# DATA ROWS:

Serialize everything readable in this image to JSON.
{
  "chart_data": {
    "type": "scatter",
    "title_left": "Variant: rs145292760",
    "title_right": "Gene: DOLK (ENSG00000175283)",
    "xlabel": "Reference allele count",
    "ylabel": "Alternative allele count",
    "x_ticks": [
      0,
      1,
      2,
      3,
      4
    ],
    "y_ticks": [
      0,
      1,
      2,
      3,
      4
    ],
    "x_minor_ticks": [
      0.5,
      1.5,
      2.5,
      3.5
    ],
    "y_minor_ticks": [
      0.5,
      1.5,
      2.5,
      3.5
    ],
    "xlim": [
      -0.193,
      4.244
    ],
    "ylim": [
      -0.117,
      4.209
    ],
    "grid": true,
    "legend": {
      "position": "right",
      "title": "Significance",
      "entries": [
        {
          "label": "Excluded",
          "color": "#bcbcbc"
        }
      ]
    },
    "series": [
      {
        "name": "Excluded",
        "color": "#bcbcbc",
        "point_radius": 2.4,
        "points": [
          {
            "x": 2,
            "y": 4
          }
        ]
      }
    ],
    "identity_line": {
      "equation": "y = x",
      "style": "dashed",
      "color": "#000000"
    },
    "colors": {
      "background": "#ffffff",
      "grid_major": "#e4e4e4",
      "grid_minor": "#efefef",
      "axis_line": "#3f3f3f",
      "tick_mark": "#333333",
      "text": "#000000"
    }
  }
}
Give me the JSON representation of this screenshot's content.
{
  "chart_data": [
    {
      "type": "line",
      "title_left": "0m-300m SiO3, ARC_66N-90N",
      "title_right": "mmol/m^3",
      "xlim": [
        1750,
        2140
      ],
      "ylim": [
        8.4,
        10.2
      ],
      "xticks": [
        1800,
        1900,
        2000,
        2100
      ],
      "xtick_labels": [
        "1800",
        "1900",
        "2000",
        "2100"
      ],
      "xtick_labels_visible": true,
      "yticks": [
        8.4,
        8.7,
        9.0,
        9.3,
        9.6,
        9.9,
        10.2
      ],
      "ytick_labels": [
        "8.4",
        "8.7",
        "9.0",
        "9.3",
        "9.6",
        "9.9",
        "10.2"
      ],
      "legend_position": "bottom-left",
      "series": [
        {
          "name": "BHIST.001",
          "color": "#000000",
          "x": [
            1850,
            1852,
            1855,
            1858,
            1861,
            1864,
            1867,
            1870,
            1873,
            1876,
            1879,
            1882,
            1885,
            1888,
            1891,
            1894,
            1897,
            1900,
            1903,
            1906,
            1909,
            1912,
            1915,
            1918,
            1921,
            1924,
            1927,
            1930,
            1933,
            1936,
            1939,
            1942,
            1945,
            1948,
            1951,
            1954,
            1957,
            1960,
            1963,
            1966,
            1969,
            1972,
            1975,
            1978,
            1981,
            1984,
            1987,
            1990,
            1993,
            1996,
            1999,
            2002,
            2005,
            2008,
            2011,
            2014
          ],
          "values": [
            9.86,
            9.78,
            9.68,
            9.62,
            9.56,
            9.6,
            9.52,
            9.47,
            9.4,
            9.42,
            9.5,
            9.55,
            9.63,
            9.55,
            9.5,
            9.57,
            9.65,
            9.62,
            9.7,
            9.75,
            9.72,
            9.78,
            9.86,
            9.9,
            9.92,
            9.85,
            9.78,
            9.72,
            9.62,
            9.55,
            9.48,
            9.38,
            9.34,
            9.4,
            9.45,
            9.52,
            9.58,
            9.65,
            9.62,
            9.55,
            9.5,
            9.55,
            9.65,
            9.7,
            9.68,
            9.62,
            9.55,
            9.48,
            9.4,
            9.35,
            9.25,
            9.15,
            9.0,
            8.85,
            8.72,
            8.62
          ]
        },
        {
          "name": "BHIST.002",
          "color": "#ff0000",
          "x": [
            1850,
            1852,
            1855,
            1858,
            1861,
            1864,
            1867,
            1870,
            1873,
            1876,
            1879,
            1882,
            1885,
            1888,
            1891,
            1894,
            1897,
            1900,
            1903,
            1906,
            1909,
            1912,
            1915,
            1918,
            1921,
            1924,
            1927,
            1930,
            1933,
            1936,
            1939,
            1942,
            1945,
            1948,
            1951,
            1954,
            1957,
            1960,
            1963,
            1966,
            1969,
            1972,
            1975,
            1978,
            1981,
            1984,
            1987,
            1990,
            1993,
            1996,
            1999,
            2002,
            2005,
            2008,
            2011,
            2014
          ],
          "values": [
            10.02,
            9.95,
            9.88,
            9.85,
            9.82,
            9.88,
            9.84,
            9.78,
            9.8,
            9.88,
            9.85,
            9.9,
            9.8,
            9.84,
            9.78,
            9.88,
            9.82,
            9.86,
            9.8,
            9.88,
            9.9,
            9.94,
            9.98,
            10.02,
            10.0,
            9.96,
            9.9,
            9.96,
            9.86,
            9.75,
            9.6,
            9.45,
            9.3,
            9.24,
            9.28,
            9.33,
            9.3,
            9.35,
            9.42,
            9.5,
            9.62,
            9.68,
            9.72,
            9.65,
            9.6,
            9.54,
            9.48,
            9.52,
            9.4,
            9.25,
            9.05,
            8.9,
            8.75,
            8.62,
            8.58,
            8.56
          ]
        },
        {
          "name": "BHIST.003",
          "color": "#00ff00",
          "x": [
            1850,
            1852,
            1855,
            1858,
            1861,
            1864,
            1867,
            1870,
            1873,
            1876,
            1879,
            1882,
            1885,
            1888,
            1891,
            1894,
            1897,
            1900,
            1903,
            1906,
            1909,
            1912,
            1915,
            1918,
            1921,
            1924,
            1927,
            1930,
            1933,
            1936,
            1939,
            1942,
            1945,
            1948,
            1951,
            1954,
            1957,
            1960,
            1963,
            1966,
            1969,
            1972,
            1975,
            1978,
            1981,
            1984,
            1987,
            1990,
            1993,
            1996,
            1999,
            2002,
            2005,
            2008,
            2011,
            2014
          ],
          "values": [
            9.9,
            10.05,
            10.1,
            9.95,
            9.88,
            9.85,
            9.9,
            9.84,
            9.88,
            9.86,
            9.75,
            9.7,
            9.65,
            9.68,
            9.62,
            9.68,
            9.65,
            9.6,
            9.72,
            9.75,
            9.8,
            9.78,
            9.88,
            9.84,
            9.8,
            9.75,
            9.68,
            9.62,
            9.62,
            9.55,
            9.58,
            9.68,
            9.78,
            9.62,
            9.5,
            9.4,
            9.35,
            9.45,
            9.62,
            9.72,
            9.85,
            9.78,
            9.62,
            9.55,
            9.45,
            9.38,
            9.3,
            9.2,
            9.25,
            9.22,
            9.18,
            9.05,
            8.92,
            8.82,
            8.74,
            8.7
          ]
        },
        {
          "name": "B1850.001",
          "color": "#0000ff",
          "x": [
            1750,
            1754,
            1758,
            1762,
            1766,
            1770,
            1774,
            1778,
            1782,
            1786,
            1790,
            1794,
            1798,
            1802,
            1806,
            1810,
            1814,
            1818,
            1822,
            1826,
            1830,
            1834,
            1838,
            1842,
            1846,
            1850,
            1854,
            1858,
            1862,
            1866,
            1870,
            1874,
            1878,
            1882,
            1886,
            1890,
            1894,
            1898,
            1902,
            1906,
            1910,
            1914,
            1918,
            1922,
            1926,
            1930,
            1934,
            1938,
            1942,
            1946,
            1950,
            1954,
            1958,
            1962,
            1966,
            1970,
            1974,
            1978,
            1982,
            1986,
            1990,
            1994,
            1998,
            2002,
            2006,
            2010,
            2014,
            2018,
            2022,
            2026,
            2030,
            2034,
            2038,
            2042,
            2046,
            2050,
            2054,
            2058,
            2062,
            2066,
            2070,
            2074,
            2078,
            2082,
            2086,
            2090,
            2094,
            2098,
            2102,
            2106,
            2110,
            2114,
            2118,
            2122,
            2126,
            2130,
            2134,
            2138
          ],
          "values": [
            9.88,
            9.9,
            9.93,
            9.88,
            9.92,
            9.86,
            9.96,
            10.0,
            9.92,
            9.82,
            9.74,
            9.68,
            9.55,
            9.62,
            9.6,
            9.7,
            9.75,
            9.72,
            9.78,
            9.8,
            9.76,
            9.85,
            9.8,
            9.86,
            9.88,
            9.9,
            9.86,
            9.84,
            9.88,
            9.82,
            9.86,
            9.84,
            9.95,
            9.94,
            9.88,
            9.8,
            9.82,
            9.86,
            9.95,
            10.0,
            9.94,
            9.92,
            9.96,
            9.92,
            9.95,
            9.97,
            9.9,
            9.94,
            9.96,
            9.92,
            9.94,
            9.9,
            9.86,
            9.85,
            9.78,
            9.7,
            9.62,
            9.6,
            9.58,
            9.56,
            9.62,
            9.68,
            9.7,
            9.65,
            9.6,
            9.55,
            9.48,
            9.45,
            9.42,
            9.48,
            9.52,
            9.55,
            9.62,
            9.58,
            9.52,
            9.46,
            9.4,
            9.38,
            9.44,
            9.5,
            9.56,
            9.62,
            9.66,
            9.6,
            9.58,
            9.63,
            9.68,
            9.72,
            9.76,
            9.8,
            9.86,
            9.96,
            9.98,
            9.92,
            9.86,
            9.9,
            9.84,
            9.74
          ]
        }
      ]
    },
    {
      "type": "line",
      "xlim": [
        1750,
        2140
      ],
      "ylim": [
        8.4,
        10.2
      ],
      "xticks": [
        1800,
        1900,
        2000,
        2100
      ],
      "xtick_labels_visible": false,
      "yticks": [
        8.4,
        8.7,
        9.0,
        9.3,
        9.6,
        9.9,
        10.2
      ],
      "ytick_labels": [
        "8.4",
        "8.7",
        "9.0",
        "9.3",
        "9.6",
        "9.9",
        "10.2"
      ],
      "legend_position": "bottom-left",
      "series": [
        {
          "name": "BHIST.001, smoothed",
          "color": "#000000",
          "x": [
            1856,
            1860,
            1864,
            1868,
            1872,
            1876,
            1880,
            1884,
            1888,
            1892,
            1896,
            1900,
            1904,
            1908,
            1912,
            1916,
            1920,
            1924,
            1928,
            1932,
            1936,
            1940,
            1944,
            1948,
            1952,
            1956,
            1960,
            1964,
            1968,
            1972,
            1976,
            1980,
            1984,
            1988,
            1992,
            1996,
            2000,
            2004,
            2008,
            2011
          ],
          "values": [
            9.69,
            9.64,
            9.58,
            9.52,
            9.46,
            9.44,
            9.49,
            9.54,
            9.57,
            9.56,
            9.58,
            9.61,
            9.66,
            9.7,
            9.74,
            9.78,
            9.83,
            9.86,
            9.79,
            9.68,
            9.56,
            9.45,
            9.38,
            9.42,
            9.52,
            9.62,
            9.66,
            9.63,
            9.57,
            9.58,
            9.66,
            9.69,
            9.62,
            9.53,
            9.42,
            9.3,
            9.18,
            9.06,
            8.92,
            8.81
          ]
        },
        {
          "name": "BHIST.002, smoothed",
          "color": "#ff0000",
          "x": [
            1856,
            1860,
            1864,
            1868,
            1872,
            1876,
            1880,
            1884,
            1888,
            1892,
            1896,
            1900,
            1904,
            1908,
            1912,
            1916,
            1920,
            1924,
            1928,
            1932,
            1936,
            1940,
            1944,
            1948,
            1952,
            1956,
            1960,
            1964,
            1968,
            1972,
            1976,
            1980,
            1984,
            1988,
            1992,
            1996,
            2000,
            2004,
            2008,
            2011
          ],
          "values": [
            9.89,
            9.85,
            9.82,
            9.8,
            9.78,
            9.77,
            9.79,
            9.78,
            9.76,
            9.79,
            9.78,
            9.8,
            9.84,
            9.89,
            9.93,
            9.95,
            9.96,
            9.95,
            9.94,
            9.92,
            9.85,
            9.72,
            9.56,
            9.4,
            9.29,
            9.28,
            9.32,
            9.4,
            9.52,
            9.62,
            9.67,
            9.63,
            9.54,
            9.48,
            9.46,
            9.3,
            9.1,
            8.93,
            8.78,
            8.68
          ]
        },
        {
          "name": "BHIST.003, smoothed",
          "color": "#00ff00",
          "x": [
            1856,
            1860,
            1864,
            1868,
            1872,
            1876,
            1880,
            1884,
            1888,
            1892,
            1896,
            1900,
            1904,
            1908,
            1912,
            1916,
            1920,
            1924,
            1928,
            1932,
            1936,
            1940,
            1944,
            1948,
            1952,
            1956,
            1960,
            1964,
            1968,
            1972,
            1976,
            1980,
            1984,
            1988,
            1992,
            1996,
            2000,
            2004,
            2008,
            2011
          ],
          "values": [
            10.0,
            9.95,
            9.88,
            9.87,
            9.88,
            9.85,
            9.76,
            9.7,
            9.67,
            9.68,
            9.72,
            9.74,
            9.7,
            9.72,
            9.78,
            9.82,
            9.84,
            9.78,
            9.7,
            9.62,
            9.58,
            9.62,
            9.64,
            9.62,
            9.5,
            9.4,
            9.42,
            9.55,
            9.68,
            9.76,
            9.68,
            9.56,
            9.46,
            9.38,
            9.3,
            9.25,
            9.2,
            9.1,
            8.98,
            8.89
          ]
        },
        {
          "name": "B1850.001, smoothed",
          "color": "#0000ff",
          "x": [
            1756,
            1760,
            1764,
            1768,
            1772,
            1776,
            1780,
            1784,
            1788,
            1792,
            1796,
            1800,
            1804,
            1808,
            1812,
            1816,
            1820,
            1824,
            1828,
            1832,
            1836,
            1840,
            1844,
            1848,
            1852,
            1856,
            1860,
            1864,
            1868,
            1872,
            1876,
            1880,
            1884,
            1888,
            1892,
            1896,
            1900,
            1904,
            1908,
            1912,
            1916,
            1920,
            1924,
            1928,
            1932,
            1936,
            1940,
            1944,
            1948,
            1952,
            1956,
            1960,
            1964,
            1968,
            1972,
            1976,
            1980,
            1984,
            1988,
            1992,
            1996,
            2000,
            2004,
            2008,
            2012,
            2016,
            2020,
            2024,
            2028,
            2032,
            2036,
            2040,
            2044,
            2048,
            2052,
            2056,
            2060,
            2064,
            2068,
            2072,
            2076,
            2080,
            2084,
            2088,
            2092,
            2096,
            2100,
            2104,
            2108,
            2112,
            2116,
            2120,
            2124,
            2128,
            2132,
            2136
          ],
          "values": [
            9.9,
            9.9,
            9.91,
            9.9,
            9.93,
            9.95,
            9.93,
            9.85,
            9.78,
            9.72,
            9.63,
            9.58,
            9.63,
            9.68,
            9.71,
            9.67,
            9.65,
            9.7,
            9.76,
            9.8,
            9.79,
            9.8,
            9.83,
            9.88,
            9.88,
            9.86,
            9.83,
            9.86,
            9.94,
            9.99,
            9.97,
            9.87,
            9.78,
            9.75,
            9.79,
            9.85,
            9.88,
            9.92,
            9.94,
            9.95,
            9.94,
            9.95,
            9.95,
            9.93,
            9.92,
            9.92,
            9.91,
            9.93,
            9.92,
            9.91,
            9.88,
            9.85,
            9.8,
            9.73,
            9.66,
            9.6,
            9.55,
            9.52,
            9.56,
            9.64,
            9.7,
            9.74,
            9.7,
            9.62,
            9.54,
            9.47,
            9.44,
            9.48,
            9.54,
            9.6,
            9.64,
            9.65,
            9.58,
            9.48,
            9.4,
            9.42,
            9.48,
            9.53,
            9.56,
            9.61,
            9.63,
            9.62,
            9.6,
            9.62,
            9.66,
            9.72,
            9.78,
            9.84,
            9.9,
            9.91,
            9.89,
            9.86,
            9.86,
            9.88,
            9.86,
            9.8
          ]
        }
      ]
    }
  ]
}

# GOAL:
Return every line holding the word "name" from the records.

# FULL SOLUTION:
        "name": "Excluded",
          "name": "BHIST.001",
          "name": "BHIST.002",
          "name": "BHIST.003",
          "name": "B1850.001",
          "name": "BHIST.001, smoothed",
          "name": "BHIST.002, smoothed",
          "name": "BHIST.003, smoothed",
          "name": "B1850.001, smoothed",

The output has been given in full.